**WORK TO BE COMPLETED**.
Look through the records below, and copy out every line that holds the string "Björn".

#### ROWS ####

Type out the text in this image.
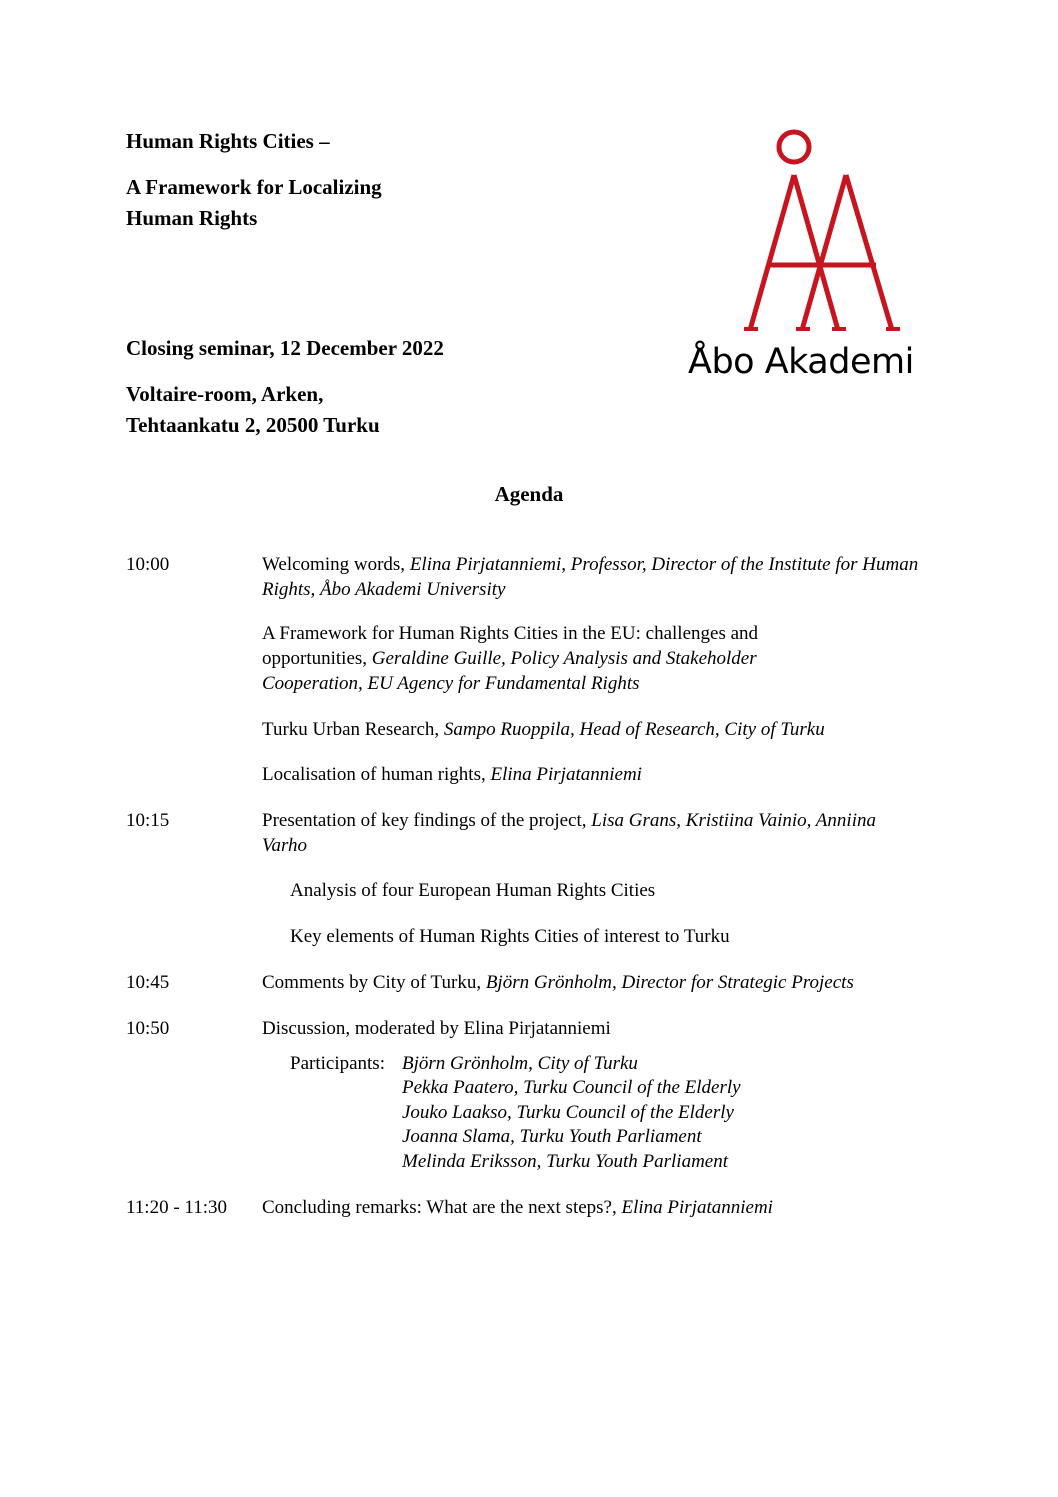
Human Rights Cities –
A Framework for Localizing
Human Rights
Closing seminar, 12 December 2022
Voltaire-room, Arken,
Tehtaankatu 2, 20500 Turku
Åbo Akademi
Agenda
10:00	Welcoming words, Elina Pirjatanniemi, Professor, Director of the Institute for Human Rights, Åbo Akademi University
A Framework for Human Rights Cities in the EU: challenges and opportunities, Geraldine Guille, Policy Analysis and Stakeholder Cooperation, EU Agency for Fundamental Rights
Turku Urban Research, Sampo Ruoppila, Head of Research, City of Turku
Localisation of human rights, Elina Pirjatanniemi
10:15	Presentation of key findings of the project, Lisa Grans, Kristiina Vainio, Anniina Varho
Analysis of four European Human Rights Cities
Key elements of Human Rights Cities of interest to Turku
10:45	Comments by City of Turku, Björn Grönholm, Director for Strategic Projects
10:50	Discussion, moderated by Elina Pirjatanniemi
Participants: Björn Grönholm, City of Turku
Pekka Paatero, Turku Council of the Elderly
Jouko Laakso, Turku Council of the Elderly
Joanna Slama, Turku Youth Parliament
Melinda Eriksson, Turku Youth Parliament
11:20 - 11:30 Concluding remarks: What are the next steps?, Elina Pirjatanniemi
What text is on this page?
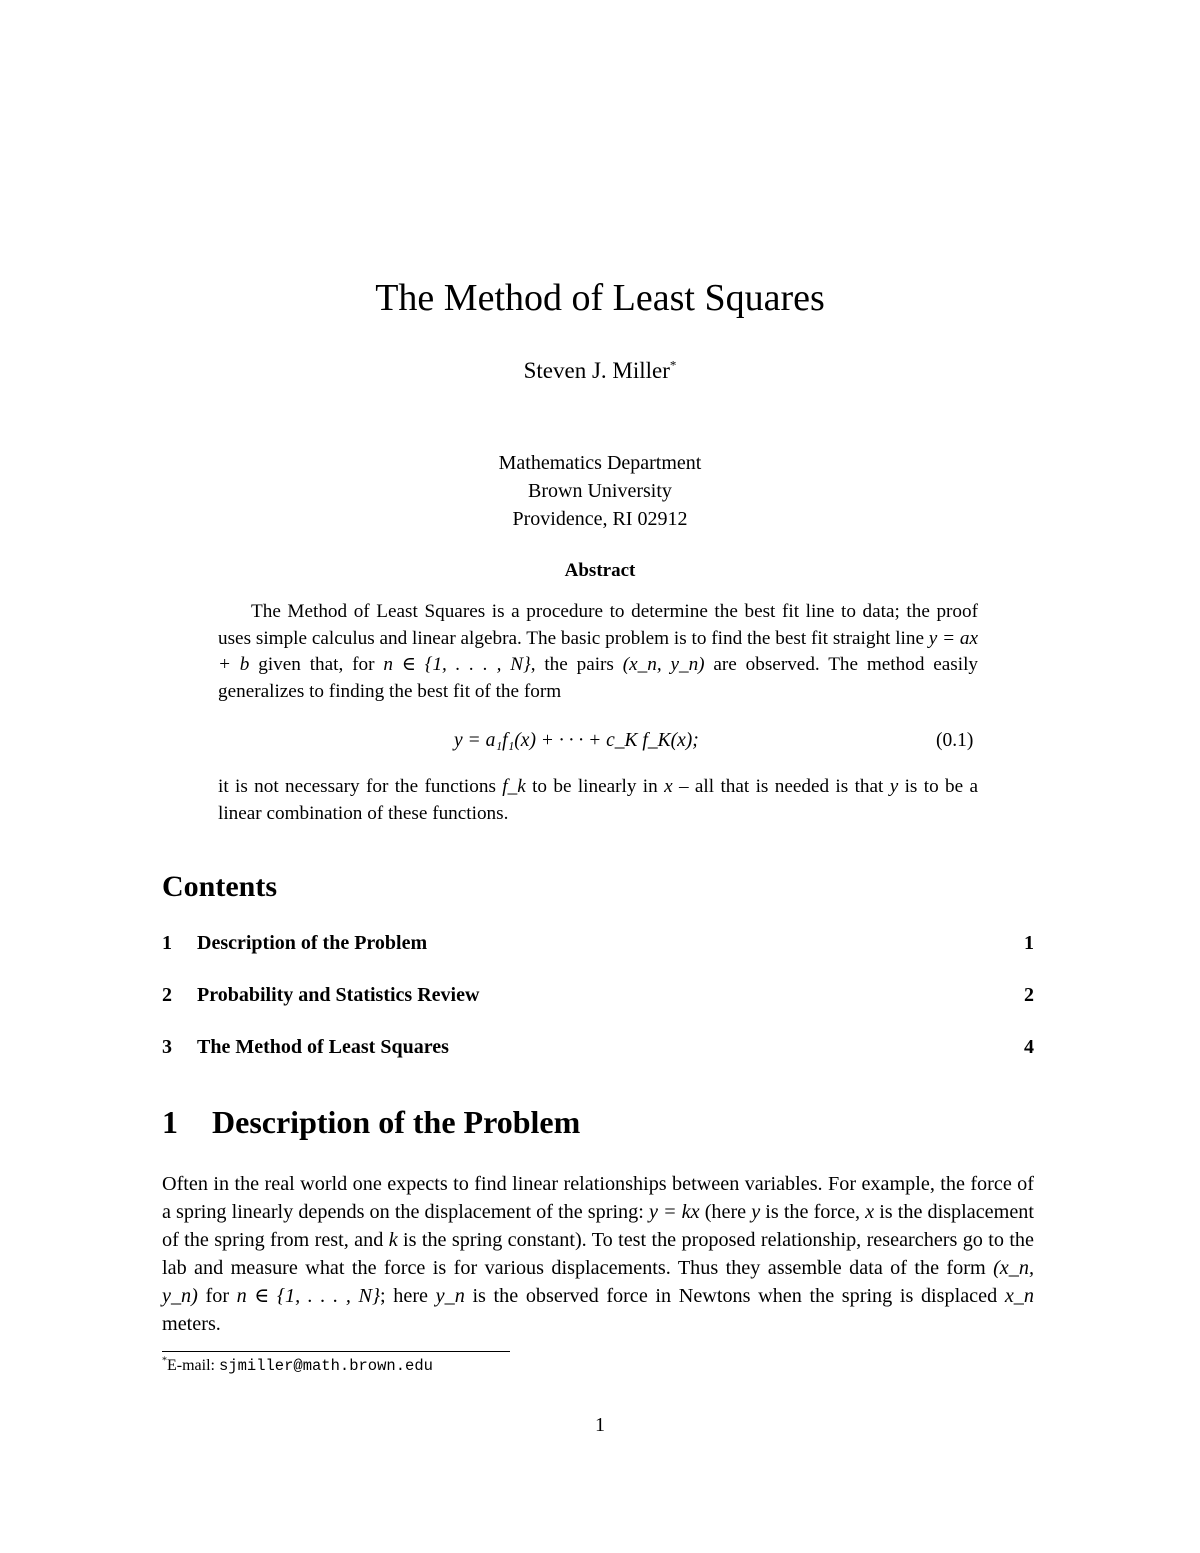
The Method of Least Squares
Steven J. Miller*
Mathematics Department
Brown University
Providence, RI 02912
Abstract

The Method of Least Squares is a procedure to determine the best fit line to data; the proof uses simple calculus and linear algebra. The basic problem is to find the best fit straight line y = ax + b given that, for n ∈ {1, . . . , N}, the pairs (x_n, y_n) are observed. The method easily generalizes to finding the best fit of the form

y = a₁f₁(x) + · · · + c_K f_K(x);	(0.1)

it is not necessary for the functions f_k to be linearly in x – all that is needed is that y is to be a linear combination of these functions.

Contents
1 Description of the Problem	1
2 Probability and Statistics Review	2
3 The Method of Least Squares	4
1 Description of the Problem

Often in the real world one expects to find linear relationships between variables. For example, the force of a spring linearly depends on the displacement of the spring: y = kx (here y is the force, x is the displacement of the spring from rest, and k is the spring constant). To test the proposed relationship, researchers go to the lab and measure what the force is for various displacements. Thus they assemble data of the form (x_n, y_n) for n ∈ {1, . . . , N}; here y_n is the observed force in Newtons when the spring is displaced x_n meters.

*E-mail: sjmiller@math.brown.edu
1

####

**EXPECTED ANSWER**.
10:45	Comments by City of Turku, Björn Grönholm, Director for Strategic Projects
Participants: Björn Grönholm, City of Turku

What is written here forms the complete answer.